Debugging software on Arm Cortex-M devices requires configuring the CoreSight components like the Embedded Trace Macrocell (ETM), Trace Port Interface Unit (TPIU), Embedded Trace Buffer (ETB) etc. Choosing the right debugger and properly setting up the debug hardware is key to an efficient software debugging workflow.
Overview of CoreSight Components in Cortex-M
The Cortex-M series of Arm processors contain various CoreSight debug and trace components like:
- Debug Access Port (DAP)
- Embedded Trace Macrocell (ETM)
- Trace Port Interface Unit (TPIU)
- Embedded Trace Buffer (ETB)
- Instrumentation Trace Macrocell (ITM)
- Micro Trace Buffer (MTB)
- Cross Trigger Interface (CTI)
- Data Watchpoint and Trace Unit (DWT)

(Listings of layout items with their boxes)
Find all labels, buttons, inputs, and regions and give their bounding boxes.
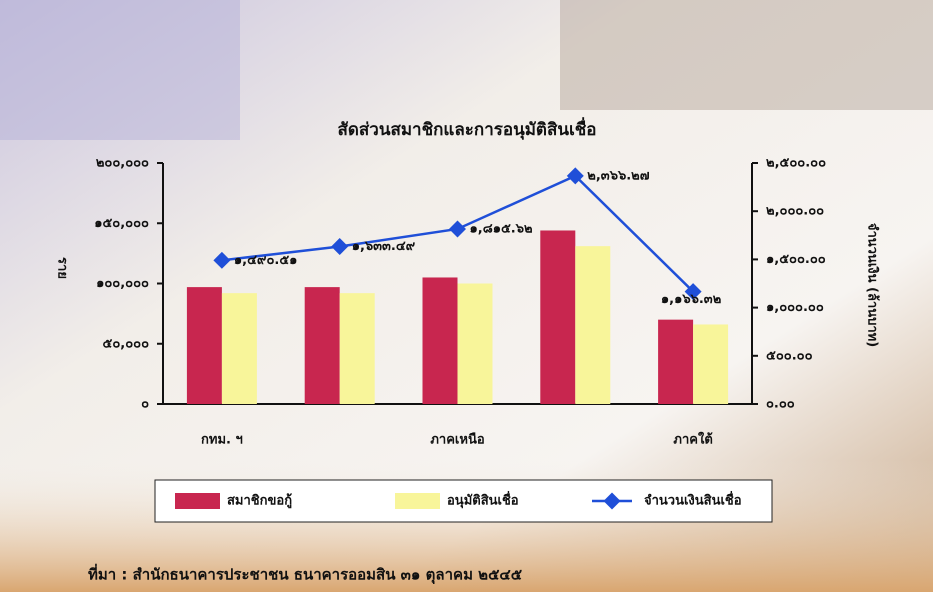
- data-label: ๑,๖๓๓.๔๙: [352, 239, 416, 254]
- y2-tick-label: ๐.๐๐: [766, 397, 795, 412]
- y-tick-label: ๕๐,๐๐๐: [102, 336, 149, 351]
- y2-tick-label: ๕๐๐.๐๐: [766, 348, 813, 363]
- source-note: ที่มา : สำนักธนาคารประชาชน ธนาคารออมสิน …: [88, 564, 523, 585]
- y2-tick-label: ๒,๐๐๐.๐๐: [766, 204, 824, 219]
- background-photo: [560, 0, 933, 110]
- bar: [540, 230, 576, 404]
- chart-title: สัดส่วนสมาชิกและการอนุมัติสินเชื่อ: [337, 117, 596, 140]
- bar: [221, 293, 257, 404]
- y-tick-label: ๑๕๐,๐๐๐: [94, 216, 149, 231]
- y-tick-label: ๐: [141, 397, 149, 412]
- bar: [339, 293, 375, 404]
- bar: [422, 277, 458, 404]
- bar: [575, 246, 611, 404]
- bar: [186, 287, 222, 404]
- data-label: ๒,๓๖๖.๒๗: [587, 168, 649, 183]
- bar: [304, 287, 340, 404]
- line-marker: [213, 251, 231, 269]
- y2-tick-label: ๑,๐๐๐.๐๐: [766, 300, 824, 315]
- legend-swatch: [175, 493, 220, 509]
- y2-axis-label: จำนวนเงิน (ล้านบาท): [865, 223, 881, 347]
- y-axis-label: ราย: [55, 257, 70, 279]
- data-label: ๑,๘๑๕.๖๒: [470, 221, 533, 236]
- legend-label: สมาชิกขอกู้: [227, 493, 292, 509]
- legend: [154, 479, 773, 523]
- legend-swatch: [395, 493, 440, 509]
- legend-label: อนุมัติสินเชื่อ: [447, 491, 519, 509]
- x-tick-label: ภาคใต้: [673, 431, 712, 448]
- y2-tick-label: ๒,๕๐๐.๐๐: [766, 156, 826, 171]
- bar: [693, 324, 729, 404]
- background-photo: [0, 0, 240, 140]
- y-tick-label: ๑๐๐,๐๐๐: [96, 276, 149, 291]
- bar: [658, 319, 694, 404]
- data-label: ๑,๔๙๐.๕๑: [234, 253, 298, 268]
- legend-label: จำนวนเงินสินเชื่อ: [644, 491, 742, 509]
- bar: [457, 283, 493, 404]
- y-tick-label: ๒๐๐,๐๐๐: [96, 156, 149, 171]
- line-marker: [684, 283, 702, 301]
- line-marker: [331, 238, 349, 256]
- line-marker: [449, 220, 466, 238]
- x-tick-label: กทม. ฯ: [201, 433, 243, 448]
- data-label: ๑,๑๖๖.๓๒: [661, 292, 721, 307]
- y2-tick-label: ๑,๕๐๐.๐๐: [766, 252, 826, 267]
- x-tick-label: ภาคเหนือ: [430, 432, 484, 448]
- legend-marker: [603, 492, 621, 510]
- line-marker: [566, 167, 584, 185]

==

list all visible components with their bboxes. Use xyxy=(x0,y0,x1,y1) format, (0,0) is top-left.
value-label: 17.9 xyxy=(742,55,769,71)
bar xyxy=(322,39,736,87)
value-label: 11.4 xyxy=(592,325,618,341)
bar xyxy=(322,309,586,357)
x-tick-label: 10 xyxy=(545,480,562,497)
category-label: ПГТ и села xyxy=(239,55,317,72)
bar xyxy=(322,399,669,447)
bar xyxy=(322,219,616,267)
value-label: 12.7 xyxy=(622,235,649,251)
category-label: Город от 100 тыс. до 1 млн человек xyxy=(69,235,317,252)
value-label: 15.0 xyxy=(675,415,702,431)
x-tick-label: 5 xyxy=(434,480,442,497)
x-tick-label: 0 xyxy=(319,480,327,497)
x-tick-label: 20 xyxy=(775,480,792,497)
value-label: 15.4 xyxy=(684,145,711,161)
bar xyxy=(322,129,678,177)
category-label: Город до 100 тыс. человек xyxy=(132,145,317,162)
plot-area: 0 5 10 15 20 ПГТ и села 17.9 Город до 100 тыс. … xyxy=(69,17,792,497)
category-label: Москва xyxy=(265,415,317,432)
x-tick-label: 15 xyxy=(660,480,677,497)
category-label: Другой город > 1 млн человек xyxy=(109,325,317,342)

...

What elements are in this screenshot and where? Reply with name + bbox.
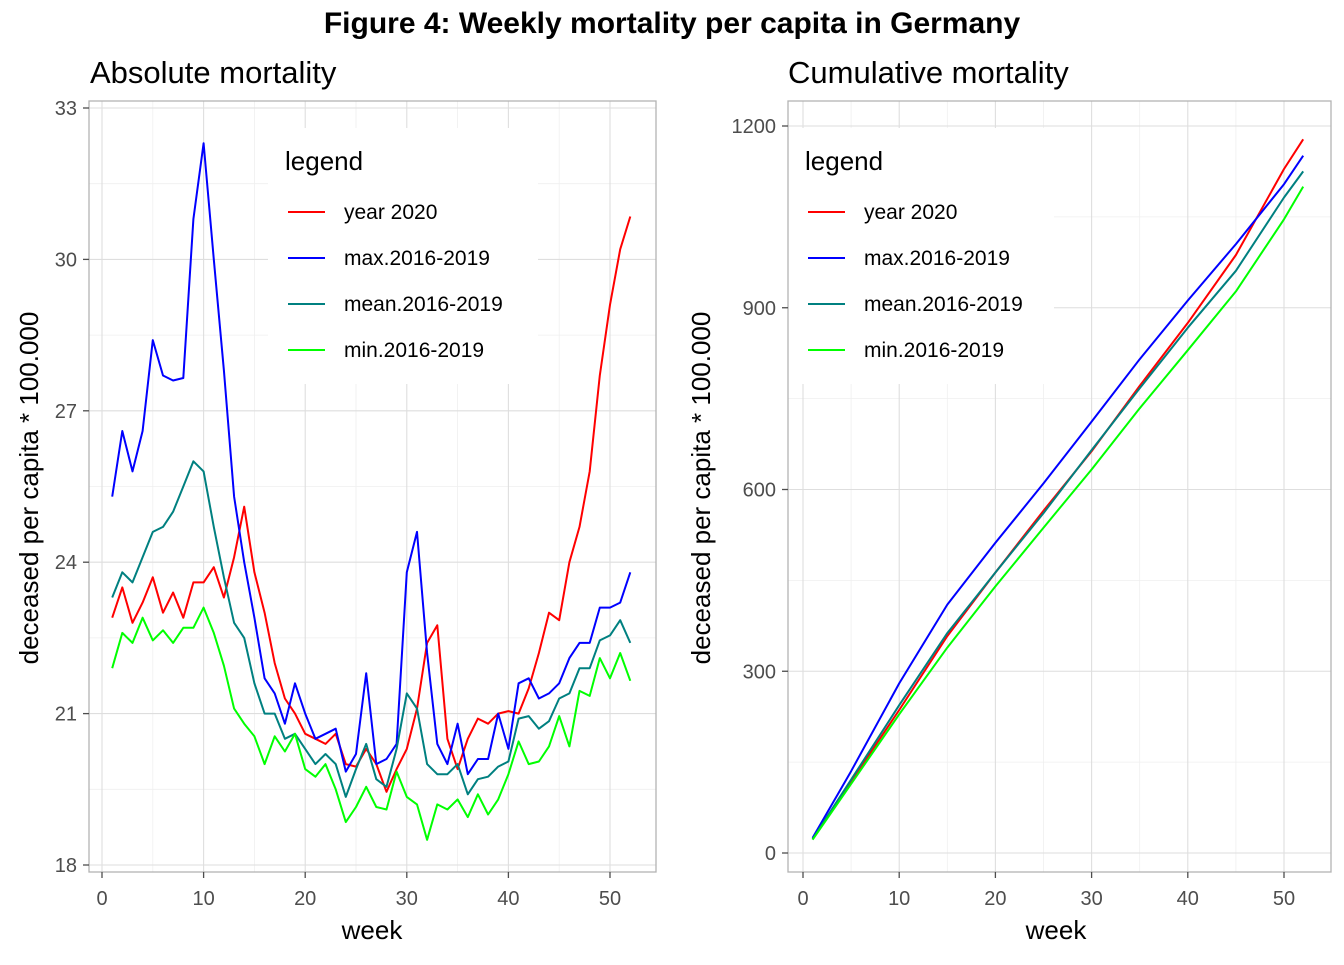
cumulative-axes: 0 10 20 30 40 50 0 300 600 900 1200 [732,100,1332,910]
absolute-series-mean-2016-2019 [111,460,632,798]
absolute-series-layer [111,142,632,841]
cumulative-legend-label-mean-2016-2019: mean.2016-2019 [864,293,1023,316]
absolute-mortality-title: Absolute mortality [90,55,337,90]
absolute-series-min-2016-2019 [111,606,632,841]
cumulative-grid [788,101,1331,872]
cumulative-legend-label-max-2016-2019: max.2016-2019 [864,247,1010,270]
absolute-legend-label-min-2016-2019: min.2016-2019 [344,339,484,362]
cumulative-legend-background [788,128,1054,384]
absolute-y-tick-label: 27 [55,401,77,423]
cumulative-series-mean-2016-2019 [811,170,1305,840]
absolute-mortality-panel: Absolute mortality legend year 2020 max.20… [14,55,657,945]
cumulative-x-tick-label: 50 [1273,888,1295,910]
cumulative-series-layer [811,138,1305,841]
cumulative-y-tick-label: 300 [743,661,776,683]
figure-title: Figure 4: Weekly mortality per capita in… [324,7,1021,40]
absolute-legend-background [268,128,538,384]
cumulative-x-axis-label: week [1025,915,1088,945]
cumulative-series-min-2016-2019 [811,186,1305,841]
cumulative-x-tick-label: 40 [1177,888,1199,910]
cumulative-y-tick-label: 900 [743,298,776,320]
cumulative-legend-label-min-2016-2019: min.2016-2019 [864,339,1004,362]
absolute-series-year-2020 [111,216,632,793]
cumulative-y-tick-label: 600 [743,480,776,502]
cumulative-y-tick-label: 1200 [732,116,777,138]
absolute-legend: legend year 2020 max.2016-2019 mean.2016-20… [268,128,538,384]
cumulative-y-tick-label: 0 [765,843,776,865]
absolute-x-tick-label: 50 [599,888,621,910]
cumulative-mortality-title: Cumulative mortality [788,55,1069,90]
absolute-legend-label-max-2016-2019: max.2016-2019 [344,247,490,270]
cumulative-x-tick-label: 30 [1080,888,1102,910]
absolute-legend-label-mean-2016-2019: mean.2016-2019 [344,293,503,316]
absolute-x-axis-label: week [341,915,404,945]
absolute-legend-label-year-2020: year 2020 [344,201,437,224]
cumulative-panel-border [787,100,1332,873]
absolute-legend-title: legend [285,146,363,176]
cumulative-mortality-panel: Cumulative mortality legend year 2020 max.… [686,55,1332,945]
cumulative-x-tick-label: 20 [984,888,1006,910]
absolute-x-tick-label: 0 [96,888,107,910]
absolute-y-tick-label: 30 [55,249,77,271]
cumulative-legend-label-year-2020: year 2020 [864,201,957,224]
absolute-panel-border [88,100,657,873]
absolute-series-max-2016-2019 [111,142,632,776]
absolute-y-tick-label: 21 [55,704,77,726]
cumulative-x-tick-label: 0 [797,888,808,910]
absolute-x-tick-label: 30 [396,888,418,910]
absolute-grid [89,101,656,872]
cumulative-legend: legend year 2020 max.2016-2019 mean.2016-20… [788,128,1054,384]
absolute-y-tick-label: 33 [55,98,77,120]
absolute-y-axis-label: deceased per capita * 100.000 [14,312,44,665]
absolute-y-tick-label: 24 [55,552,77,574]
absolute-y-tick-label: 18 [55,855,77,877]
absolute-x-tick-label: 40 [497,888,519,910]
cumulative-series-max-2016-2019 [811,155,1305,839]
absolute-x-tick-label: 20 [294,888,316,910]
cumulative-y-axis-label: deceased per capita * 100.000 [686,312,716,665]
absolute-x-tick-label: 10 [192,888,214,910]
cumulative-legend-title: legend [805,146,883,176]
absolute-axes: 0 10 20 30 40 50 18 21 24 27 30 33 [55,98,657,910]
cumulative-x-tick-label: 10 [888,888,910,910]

# What the exercise asks
Write out everything in the CoreSight text from "Debugging software on" down to "- Embedded Trace Buffer (ETB)". The records have no connection to the CoreSight text.

# Exercise response
Debugging software on Arm Cortex-M devices requires configuring the CoreSight components like the Embedded Trace Macrocell (ETM), Trace Port Interface Unit (TPIU), Embedded Trace Buffer (ETB) etc. Choosing the right debugger and properly setting up the debug hardware is key to an efficient software debugging workflow.
Overview of CoreSight Components in Cortex-M
The Cortex-M series of Arm processors contain various CoreSight debug and trace components like:
- Debug Access Port (DAP)
- Embedded Trace Macrocell (ETM)
- Trace Port Interface Unit (TPIU)
- Embedded Trace Buffer (ETB)